++++ DATA ENTRIES
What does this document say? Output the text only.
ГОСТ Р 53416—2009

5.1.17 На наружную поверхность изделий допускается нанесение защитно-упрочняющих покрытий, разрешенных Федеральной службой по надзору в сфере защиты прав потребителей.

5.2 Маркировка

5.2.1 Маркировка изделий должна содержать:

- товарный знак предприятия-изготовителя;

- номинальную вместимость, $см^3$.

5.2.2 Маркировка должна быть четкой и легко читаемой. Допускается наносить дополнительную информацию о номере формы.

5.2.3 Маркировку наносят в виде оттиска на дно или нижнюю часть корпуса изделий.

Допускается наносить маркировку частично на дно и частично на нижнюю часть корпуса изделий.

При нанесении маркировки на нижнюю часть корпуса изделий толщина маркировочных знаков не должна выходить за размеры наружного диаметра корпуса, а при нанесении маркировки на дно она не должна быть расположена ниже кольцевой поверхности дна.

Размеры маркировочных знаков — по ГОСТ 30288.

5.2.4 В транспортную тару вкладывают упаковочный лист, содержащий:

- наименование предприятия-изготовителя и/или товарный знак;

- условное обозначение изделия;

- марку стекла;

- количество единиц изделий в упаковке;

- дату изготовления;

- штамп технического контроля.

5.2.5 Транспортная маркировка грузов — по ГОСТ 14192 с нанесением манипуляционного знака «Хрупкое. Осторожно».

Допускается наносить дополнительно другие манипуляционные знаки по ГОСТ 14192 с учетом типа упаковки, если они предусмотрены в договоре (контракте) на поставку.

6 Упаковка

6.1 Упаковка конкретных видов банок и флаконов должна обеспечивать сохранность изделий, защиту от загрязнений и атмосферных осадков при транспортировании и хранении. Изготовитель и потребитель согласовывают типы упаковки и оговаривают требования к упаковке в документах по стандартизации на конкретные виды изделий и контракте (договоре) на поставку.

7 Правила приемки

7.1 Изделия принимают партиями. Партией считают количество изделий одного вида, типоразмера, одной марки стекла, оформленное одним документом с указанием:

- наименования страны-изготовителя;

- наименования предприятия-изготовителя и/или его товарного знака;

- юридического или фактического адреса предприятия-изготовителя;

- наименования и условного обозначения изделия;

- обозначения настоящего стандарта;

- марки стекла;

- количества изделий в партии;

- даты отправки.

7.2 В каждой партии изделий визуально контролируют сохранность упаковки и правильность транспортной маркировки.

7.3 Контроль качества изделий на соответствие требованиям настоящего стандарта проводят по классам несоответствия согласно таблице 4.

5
++++++++
Extract the data in full. Keep it word for word.

What does this document say? Output the text only.
ГОСТ Р 53416—2009

5.1.17 На наружную поверхность изделий допускается нанесение защитно-упрочняющих покрытий, разрешенных Федеральной службой по надзору в сфере защиты прав потребителей.

5.2 Маркировка

5.2.1 Маркировка изделий должна содержать:

- товарный знак предприятия-изготовителя;

- номинальную вместимость, $см^3$.

5.2.2 Маркировка должна быть четкой и легко читаемой. Допускается наносить дополнительную информацию о номере формы.

5.2.3 Маркировку наносят в виде оттиска на дно или нижнюю часть корпуса изделий.

Допускается наносить маркировку частично на дно и частично на нижнюю часть корпуса изделий.

При нанесении маркировки на нижнюю часть корпуса изделий толщина маркировочных знаков не должна выходить за размеры наружного диаметра корпуса, а при нанесении маркировки на дно она не должна быть расположена ниже кольцевой поверхности дна.

Размеры маркировочных знаков — по ГОСТ 30288.

5.2.4 В транспортную тару вкладывают упаковочный лист, содержащий:

- наименование предприятия-изготовителя и/или товарный знак;

- условное обозначение изделия;

- марку стекла;

- количество единиц изделий в упаковке;

- дату изготовления;

- штамп технического контроля.

5.2.5 Транспортная маркировка грузов — по ГОСТ 14192 с нанесением манипуляционного знака «Хрупкое. Осторожно».

Допускается наносить дополнительно другие манипуляционные знаки по ГОСТ 14192 с учетом типа упаковки, если они предусмотрены в договоре (контракте) на поставку.

6 Упаковка

6.1 Упаковка конкретных видов банок и флаконов должна обеспечивать сохранность изделий, защиту от загрязнений и атмосферных осадков при транспортировании и хранении. Изготовитель и потребитель согласовывают типы упаковки и оговаривают требования к упаковке в документах по стандартизации на конкретные виды изделий и контракте (договоре) на поставку.

7 Правила приемки

7.1 Изделия принимают партиями. Партией считают количество изделий одного вида, типоразмера, одной марки стекла, оформленное одним документом с указанием:

- наименования страны-изготовителя;

- наименования предприятия-изготовителя и/или его товарного знака;

- юридического или фактического адреса предприятия-изготовителя;

- наименования и условного обозначения изделия;

- обозначения настоящего стандарта;

- марки стекла;

- количества изделий в партии;

- даты отправки.

7.2 В каждой партии изделий визуально контролируют сохранность упаковки и правильность транспортной маркировки.

7.3 Контроль качества изделий на соответствие требованиям настоящего стандарта проводят по классам несоответствия согласно таблице 4.

5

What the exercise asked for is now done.